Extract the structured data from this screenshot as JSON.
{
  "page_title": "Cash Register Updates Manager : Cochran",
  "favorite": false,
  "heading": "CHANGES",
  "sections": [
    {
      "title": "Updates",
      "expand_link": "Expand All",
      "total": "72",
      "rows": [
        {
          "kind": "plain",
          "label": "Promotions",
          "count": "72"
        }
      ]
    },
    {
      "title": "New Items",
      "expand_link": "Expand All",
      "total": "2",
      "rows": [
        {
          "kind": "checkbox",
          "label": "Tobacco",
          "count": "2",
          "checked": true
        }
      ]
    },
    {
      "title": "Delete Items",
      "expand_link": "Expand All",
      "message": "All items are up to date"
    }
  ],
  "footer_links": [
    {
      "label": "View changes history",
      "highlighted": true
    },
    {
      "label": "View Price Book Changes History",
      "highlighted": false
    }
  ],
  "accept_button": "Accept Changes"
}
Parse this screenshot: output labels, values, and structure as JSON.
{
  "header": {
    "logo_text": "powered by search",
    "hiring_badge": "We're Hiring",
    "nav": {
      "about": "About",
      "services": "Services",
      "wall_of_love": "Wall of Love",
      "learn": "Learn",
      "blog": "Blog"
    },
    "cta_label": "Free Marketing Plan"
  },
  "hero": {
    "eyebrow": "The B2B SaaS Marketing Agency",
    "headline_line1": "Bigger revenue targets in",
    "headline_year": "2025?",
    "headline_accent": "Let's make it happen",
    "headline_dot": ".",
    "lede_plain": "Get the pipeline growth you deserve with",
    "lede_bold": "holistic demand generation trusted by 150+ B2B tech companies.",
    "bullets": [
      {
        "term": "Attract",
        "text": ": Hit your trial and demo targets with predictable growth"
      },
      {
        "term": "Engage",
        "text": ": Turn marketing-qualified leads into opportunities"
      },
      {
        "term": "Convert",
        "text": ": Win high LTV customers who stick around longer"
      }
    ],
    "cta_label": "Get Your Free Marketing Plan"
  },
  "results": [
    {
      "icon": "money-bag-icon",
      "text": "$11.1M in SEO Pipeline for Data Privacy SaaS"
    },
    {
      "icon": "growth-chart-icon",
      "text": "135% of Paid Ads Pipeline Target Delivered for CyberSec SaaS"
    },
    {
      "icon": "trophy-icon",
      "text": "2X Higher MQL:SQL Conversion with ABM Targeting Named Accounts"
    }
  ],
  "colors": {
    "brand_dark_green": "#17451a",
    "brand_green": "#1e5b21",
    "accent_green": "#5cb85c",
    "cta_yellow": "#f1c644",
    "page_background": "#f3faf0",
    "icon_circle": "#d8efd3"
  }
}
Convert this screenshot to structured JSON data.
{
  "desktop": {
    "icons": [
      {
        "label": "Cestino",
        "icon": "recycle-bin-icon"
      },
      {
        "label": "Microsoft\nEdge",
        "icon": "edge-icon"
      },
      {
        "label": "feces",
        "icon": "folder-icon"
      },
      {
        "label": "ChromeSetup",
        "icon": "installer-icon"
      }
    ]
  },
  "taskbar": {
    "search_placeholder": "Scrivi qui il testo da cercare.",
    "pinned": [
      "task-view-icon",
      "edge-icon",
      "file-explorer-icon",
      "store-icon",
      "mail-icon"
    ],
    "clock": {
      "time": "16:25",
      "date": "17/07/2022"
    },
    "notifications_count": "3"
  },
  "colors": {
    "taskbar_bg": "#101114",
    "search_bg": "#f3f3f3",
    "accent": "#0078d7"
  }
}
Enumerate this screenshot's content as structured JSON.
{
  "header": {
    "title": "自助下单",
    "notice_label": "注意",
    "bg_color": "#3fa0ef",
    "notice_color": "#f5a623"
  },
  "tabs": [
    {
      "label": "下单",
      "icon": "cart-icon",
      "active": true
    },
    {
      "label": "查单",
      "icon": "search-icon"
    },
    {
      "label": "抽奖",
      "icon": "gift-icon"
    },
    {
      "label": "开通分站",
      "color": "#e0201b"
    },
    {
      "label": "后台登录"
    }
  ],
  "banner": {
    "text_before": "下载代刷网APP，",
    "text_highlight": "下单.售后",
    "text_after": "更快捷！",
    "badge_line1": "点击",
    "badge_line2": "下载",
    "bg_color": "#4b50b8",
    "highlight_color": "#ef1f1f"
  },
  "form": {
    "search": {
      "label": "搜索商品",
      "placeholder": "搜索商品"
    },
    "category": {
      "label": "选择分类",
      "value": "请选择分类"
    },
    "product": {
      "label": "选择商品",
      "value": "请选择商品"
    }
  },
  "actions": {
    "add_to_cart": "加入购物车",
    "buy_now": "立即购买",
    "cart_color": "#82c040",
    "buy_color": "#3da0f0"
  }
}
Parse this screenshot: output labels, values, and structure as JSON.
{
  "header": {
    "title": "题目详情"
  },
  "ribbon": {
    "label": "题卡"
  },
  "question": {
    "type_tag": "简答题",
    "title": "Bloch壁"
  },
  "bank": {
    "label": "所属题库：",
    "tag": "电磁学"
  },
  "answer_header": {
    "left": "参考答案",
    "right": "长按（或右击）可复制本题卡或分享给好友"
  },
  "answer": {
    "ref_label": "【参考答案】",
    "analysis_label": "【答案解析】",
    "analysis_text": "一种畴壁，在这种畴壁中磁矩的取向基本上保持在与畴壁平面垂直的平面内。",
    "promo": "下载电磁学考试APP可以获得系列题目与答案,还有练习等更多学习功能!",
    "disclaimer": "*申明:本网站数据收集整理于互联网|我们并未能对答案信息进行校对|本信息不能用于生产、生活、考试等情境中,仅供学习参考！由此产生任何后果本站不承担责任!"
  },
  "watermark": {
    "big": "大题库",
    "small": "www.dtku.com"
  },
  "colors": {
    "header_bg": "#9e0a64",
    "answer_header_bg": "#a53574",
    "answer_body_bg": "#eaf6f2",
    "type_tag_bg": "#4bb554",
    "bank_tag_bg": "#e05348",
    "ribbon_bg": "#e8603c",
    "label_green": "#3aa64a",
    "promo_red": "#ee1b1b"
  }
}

◆ ◆ ◆ ◆ ◆

* [Aim of the exercise]: Please reproduce every line of the material word for word.

* [Solution]:
Extract the structured data from this screenshot as JSON.
{
  "page_title": "Cash Register Updates Manager : Cochran",
  "favorite": false,
  "heading": "CHANGES",
  "sections": [
    {
      "title": "Updates",
      "expand_link": "Expand All",
      "total": "72",
      "rows": [
        {
          "kind": "plain",
          "label": "Promotions",
          "count": "72"
        }
      ]
    },
    {
      "title": "New Items",
      "expand_link": "Expand All",
      "total": "2",
      "rows": [
        {
          "kind": "checkbox",
          "label": "Tobacco",
          "count": "2",
          "checked": true
        }
      ]
    },
    {
      "title": "Delete Items",
      "expand_link": "Expand All",
      "message": "All items are up to date"
    }
  ],
  "footer_links": [
    {
      "label": "View changes history",
      "highlighted": true
    },
    {
      "label": "View Price Book Changes History",
      "highlighted": false
    }
  ],
  "accept_button": "Accept Changes"
}
Parse this screenshot: output labels, values, and structure as JSON.
{
  "header": {
    "logo_text": "powered by search",
    "hiring_badge": "We're Hiring",
    "nav": {
      "about": "About",
      "services": "Services",
      "wall_of_love": "Wall of Love",
      "learn": "Learn",
      "blog": "Blog"
    },
    "cta_label": "Free Marketing Plan"
  },
  "hero": {
    "eyebrow": "The B2B SaaS Marketing Agency",
    "headline_line1": "Bigger revenue targets in",
    "headline_year": "2025?",
    "headline_accent": "Let's make it happen",
    "headline_dot": ".",
    "lede_plain": "Get the pipeline growth you deserve with",
    "lede_bold": "holistic demand generation trusted by 150+ B2B tech companies.",
    "bullets": [
      {
        "term": "Attract",
        "text": ": Hit your trial and demo targets with predictable growth"
      },
      {
        "term": "Engage",
        "text": ": Turn marketing-qualified leads into opportunities"
      },
      {
        "term": "Convert",
        "text": ": Win high LTV customers who stick around longer"
      }
    ],
    "cta_label": "Get Your Free Marketing Plan"
  },
  "results": [
    {
      "icon": "money-bag-icon",
      "text": "$11.1M in SEO Pipeline for Data Privacy SaaS"
    },
    {
      "icon": "growth-chart-icon",
      "text": "135% of Paid Ads Pipeline Target Delivered for CyberSec SaaS"
    },
    {
      "icon": "trophy-icon",
      "text": "2X Higher MQL:SQL Conversion with ABM Targeting Named Accounts"
    }
  ],
  "colors": {
    "brand_dark_green": "#17451a",
    "brand_green": "#1e5b21",
    "accent_green": "#5cb85c",
    "cta_yellow": "#f1c644",
    "page_background": "#f3faf0",
    "icon_circle": "#d8efd3"
  }
}
Convert this screenshot to structured JSON data.
{
  "desktop": {
    "icons": [
      {
        "label": "Cestino",
        "icon": "recycle-bin-icon"
      },
      {
        "label": "Microsoft\nEdge",
        "icon": "edge-icon"
      },
      {
        "label": "feces",
        "icon": "folder-icon"
      },
      {
        "label": "ChromeSetup",
        "icon": "installer-icon"
      }
    ]
  },
  "taskbar": {
    "search_placeholder": "Scrivi qui il testo da cercare.",
    "pinned": [
      "task-view-icon",
      "edge-icon",
      "file-explorer-icon",
      "store-icon",
      "mail-icon"
    ],
    "clock": {
      "time": "16:25",
      "date": "17/07/2022"
    },
    "notifications_count": "3"
  },
  "colors": {
    "taskbar_bg": "#101114",
    "search_bg": "#f3f3f3",
    "accent": "#0078d7"
  }
}
Enumerate this screenshot's content as structured JSON.
{
  "header": {
    "title": "自助下单",
    "notice_label": "注意",
    "bg_color": "#3fa0ef",
    "notice_color": "#f5a623"
  },
  "tabs": [
    {
      "label": "下单",
      "icon": "cart-icon",
      "active": true
    },
    {
      "label": "查单",
      "icon": "search-icon"
    },
    {
      "label": "抽奖",
      "icon": "gift-icon"
    },
    {
      "label": "开通分站",
      "color": "#e0201b"
    },
    {
      "label": "后台登录"
    }
  ],
  "banner": {
    "text_before": "下载代刷网APP，",
    "text_highlight": "下单.售后",
    "text_after": "更快捷！",
    "badge_line1": "点击",
    "badge_line2": "下载",
    "bg_color": "#4b50b8",
    "highlight_color": "#ef1f1f"
  },
  "form": {
    "search": {
      "label": "搜索商品",
      "placeholder": "搜索商品"
    },
    "category": {
      "label": "选择分类",
      "value": "请选择分类"
    },
    "product": {
      "label": "选择商品",
      "value": "请选择商品"
    }
  },
  "actions": {
    "add_to_cart": "加入购物车",
    "buy_now": "立即购买",
    "cart_color": "#82c040",
    "buy_color": "#3da0f0"
  }
}
Parse this screenshot: output labels, values, and structure as JSON.
{
  "header": {
    "title": "题目详情"
  },
  "ribbon": {
    "label": "题卡"
  },
  "question": {
    "type_tag": "简答题",
    "title": "Bloch壁"
  },
  "bank": {
    "label": "所属题库：",
    "tag": "电磁学"
  },
  "answer_header": {
    "left": "参考答案",
    "right": "长按（或右击）可复制本题卡或分享给好友"
  },
  "answer": {
    "ref_label": "【参考答案】",
    "analysis_label": "【答案解析】",
    "analysis_text": "一种畴壁，在这种畴壁中磁矩的取向基本上保持在与畴壁平面垂直的平面内。",
    "promo": "下载电磁学考试APP可以获得系列题目与答案,还有练习等更多学习功能!",
    "disclaimer": "*申明:本网站数据收集整理于互联网|我们并未能对答案信息进行校对|本信息不能用于生产、生活、考试等情境中,仅供学习参考！由此产生任何后果本站不承担责任!"
  },
  "watermark": {
    "big": "大题库",
    "small": "www.dtku.com"
  },
  "colors": {
    "header_bg": "#9e0a64",
    "answer_header_bg": "#a53574",
    "answer_body_bg": "#eaf6f2",
    "type_tag_bg": "#4bb554",
    "bank_tag_bg": "#e05348",
    "ribbon_bg": "#e8603c",
    "label_green": "#3aa64a",
    "promo_red": "#ee1b1b"
  }
}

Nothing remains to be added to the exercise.